Find all lines in the listing that include the word "Heliocentric", then copy them.

____

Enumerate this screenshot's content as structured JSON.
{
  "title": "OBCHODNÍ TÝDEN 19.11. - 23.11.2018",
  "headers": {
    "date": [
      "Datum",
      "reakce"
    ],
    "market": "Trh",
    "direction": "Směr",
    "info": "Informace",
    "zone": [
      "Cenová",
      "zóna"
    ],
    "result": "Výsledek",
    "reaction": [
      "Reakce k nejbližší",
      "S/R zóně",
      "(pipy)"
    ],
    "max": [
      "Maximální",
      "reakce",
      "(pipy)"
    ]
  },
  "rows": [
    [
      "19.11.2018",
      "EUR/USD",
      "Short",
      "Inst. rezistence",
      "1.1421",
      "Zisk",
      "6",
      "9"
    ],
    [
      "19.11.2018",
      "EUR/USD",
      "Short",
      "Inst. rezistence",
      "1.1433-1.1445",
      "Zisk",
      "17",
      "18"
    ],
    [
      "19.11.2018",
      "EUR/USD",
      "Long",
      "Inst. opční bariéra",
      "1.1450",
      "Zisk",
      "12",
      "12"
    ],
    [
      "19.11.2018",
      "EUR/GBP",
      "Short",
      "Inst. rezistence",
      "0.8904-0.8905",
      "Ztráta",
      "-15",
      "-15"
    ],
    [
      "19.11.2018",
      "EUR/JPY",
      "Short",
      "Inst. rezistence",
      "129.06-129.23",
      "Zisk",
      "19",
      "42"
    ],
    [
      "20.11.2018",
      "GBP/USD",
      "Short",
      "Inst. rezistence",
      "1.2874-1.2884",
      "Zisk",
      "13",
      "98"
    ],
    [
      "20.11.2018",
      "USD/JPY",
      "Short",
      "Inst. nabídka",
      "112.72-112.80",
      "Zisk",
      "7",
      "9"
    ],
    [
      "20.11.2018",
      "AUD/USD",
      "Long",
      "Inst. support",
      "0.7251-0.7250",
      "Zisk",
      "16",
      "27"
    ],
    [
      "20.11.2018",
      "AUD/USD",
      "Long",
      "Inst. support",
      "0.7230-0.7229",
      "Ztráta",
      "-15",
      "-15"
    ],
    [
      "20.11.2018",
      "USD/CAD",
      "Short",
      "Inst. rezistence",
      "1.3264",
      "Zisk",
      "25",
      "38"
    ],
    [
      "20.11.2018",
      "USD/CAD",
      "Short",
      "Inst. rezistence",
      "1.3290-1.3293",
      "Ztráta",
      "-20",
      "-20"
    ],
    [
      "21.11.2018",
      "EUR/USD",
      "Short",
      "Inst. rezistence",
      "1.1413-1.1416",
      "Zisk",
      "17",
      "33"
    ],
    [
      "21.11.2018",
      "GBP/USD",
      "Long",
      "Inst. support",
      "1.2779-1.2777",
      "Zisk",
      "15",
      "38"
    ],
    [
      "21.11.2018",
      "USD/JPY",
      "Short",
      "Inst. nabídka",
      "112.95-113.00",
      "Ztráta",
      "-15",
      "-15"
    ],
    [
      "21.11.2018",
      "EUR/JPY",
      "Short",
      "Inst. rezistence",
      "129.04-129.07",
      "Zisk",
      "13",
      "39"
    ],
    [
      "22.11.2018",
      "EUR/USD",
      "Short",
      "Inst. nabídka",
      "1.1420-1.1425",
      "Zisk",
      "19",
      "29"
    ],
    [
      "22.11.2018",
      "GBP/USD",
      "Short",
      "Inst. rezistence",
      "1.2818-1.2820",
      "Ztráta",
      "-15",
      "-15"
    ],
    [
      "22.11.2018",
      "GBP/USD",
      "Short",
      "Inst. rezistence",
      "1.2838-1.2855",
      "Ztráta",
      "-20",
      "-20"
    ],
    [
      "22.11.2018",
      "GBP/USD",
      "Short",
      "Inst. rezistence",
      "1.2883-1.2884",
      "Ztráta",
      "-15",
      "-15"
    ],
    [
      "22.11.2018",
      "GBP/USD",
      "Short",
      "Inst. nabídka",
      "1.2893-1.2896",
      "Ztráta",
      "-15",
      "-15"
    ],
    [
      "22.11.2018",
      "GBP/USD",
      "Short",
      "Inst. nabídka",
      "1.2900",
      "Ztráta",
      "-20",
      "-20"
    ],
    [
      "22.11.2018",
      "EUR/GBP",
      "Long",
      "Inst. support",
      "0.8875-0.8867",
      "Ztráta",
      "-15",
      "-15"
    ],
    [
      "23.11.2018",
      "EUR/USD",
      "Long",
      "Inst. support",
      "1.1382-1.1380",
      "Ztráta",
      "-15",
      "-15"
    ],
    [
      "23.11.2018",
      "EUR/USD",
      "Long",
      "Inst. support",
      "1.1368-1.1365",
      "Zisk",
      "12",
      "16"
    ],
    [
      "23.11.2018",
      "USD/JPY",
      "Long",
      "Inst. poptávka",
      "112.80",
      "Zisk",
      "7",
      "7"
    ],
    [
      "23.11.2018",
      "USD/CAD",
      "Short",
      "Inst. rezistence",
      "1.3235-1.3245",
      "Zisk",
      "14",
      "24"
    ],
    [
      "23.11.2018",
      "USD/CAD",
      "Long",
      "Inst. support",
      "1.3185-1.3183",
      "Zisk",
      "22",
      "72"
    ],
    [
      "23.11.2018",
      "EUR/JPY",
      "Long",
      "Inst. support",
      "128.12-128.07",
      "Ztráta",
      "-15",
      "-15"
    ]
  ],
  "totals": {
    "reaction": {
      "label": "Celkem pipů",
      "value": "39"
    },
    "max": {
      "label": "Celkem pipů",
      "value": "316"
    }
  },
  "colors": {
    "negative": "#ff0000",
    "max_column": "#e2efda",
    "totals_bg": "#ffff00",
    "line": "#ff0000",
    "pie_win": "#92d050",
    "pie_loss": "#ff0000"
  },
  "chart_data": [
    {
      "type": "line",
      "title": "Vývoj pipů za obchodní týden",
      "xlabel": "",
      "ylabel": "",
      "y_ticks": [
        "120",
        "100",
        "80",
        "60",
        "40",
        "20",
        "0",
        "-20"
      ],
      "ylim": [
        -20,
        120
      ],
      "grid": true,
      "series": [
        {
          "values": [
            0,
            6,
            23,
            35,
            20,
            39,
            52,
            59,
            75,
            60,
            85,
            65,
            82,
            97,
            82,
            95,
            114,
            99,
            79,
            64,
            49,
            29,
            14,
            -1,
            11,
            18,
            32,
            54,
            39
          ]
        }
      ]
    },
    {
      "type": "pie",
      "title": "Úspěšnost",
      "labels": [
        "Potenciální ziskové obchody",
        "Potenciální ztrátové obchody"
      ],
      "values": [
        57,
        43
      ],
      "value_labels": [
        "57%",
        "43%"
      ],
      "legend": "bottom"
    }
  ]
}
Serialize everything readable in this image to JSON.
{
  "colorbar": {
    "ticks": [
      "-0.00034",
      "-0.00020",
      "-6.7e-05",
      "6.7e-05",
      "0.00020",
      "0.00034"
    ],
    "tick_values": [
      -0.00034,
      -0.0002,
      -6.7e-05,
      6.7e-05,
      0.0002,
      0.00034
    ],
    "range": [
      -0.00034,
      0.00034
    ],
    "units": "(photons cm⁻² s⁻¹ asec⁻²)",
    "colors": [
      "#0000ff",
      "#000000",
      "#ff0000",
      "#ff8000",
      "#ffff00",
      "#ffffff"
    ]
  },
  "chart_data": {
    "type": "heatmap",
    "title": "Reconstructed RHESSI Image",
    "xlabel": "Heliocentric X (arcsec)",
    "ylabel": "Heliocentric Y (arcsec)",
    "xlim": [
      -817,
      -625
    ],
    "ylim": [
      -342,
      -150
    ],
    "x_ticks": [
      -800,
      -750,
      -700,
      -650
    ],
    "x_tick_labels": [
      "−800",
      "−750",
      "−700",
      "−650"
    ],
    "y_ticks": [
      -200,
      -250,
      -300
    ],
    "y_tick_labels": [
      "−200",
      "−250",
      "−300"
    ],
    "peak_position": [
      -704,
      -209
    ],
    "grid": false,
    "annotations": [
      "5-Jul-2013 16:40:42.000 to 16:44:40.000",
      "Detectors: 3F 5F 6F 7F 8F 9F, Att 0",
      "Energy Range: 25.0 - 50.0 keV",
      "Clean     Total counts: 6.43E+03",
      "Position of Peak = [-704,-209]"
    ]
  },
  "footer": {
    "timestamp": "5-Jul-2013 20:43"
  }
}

____

CORRECT ANSWER:
    "xlabel": "Heliocentric X (arcsec)",
    "ylabel": "Heliocentric Y (arcsec)",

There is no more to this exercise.